WORK TO DO
Across all the lines below, how many contain the string "toward"? Please reply with the number only.

----

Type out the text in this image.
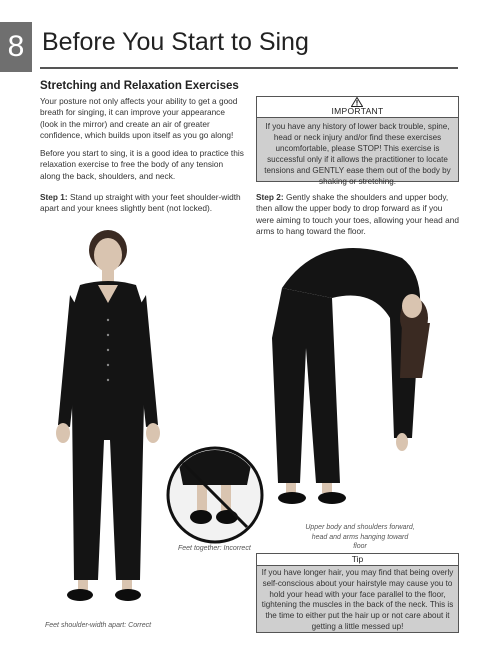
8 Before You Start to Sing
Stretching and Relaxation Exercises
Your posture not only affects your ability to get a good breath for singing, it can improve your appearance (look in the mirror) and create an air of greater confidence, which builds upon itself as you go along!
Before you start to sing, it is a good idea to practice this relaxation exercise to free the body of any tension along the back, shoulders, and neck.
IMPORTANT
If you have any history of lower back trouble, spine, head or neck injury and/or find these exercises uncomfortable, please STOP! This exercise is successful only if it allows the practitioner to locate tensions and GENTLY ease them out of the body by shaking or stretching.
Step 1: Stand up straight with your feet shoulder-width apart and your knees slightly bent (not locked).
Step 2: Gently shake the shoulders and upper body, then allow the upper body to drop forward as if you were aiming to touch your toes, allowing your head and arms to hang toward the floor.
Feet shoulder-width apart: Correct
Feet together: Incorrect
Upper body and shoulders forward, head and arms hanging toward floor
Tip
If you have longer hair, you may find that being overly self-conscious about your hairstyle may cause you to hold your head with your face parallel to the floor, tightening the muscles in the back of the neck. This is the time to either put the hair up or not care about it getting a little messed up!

----

THE COMPLETED TASK
2